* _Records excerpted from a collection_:

----------------------------------------

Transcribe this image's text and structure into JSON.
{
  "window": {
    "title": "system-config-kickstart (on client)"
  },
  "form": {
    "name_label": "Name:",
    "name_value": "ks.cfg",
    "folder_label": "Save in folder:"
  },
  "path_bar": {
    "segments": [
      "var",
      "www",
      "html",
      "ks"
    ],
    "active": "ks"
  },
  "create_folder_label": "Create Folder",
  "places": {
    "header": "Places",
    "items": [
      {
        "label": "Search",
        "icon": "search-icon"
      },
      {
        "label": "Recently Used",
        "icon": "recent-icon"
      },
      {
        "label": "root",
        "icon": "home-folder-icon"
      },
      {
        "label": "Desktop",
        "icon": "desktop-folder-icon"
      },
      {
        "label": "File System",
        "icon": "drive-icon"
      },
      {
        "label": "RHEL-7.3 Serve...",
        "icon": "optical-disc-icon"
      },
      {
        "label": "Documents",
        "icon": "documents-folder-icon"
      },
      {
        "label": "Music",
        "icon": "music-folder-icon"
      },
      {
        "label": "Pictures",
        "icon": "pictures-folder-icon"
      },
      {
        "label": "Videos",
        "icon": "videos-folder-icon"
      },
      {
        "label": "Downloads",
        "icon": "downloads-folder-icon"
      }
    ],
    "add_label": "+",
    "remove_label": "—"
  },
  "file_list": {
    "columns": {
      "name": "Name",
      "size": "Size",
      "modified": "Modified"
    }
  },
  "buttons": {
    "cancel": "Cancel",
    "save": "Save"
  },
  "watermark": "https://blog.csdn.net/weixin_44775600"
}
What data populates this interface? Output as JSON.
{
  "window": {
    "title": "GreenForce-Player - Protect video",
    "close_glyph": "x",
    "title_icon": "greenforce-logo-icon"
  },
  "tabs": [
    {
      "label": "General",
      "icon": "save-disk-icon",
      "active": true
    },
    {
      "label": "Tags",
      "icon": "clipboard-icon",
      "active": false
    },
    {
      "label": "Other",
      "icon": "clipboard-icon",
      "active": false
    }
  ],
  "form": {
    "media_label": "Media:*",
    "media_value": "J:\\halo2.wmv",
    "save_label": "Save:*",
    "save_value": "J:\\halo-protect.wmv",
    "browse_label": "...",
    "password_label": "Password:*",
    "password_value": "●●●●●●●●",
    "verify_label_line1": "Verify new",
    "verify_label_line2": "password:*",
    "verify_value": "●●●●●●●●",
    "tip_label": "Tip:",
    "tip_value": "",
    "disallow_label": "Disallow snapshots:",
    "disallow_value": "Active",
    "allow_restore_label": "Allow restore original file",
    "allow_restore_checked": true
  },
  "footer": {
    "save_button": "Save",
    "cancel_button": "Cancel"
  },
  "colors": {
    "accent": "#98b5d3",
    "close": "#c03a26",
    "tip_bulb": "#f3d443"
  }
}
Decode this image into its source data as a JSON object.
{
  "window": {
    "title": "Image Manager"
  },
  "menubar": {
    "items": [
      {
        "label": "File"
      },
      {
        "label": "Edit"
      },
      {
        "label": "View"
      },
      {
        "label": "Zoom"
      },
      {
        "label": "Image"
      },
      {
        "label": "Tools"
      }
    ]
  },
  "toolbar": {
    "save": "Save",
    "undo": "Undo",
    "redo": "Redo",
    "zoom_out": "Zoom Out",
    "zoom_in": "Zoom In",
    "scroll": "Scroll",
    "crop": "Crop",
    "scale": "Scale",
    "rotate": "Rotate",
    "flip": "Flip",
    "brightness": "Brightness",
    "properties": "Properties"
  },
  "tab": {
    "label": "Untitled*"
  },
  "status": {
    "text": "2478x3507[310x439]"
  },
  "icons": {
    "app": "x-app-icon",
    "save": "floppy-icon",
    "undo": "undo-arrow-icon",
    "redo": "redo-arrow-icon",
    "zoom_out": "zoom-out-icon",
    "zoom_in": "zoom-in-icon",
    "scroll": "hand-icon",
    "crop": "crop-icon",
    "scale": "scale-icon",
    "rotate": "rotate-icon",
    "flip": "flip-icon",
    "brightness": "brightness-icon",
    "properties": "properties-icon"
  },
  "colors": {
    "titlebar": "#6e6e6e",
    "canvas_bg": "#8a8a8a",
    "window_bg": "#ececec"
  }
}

----------------------------------------

Copy the records above exactly.

Transcribe this image's text and structure into JSON.
{
  "window": {
    "title": "system-config-kickstart (on client)"
  },
  "form": {
    "name_label": "Name:",
    "name_value": "ks.cfg",
    "folder_label": "Save in folder:"
  },
  "path_bar": {
    "segments": [
      "var",
      "www",
      "html",
      "ks"
    ],
    "active": "ks"
  },
  "create_folder_label": "Create Folder",
  "places": {
    "header": "Places",
    "items": [
      {
        "label": "Search",
        "icon": "search-icon"
      },
      {
        "label": "Recently Used",
        "icon": "recent-icon"
      },
      {
        "label": "root",
        "icon": "home-folder-icon"
      },
      {
        "label": "Desktop",
        "icon": "desktop-folder-icon"
      },
      {
        "label": "File System",
        "icon": "drive-icon"
      },
      {
        "label": "RHEL-7.3 Serve...",
        "icon": "optical-disc-icon"
      },
      {
        "label": "Documents",
        "icon": "documents-folder-icon"
      },
      {
        "label": "Music",
        "icon": "music-folder-icon"
      },
      {
        "label": "Pictures",
        "icon": "pictures-folder-icon"
      },
      {
        "label": "Videos",
        "icon": "videos-folder-icon"
      },
      {
        "label": "Downloads",
        "icon": "downloads-folder-icon"
      }
    ],
    "add_label": "+",
    "remove_label": "—"
  },
  "file_list": {
    "columns": {
      "name": "Name",
      "size": "Size",
      "modified": "Modified"
    }
  },
  "buttons": {
    "cancel": "Cancel",
    "save": "Save"
  },
  "watermark": "https://blog.csdn.net/weixin_44775600"
}
What data populates this interface? Output as JSON.
{
  "window": {
    "title": "GreenForce-Player - Protect video",
    "close_glyph": "x",
    "title_icon": "greenforce-logo-icon"
  },
  "tabs": [
    {
      "label": "General",
      "icon": "save-disk-icon",
      "active": true
    },
    {
      "label": "Tags",
      "icon": "clipboard-icon",
      "active": false
    },
    {
      "label": "Other",
      "icon": "clipboard-icon",
      "active": false
    }
  ],
  "form": {
    "media_label": "Media:*",
    "media_value": "J:\\halo2.wmv",
    "save_label": "Save:*",
    "save_value": "J:\\halo-protect.wmv",
    "browse_label": "...",
    "password_label": "Password:*",
    "password_value": "●●●●●●●●",
    "verify_label_line1": "Verify new",
    "verify_label_line2": "password:*",
    "verify_value": "●●●●●●●●",
    "tip_label": "Tip:",
    "tip_value": "",
    "disallow_label": "Disallow snapshots:",
    "disallow_value": "Active",
    "allow_restore_label": "Allow restore original file",
    "allow_restore_checked": true
  },
  "footer": {
    "save_button": "Save",
    "cancel_button": "Cancel"
  },
  "colors": {
    "accent": "#98b5d3",
    "close": "#c03a26",
    "tip_bulb": "#f3d443"
  }
}
Decode this image into its source data as a JSON object.
{
  "window": {
    "title": "Image Manager"
  },
  "menubar": {
    "items": [
      {
        "label": "File"
      },
      {
        "label": "Edit"
      },
      {
        "label": "View"
      },
      {
        "label": "Zoom"
      },
      {
        "label": "Image"
      },
      {
        "label": "Tools"
      }
    ]
  },
  "toolbar": {
    "save": "Save",
    "undo": "Undo",
    "redo": "Redo",
    "zoom_out": "Zoom Out",
    "zoom_in": "Zoom In",
    "scroll": "Scroll",
    "crop": "Crop",
    "scale": "Scale",
    "rotate": "Rotate",
    "flip": "Flip",
    "brightness": "Brightness",
    "properties": "Properties"
  },
  "tab": {
    "label": "Untitled*"
  },
  "status": {
    "text": "2478x3507[310x439]"
  },
  "icons": {
    "app": "x-app-icon",
    "save": "floppy-icon",
    "undo": "undo-arrow-icon",
    "redo": "redo-arrow-icon",
    "zoom_out": "zoom-out-icon",
    "zoom_in": "zoom-in-icon",
    "scroll": "hand-icon",
    "crop": "crop-icon",
    "scale": "scale-icon",
    "rotate": "rotate-icon",
    "flip": "flip-icon",
    "brightness": "brightness-icon",
    "properties": "properties-icon"
  },
  "colors": {
    "titlebar": "#6e6e6e",
    "canvas_bg": "#8a8a8a",
    "window_bg": "#ececec"
  }
}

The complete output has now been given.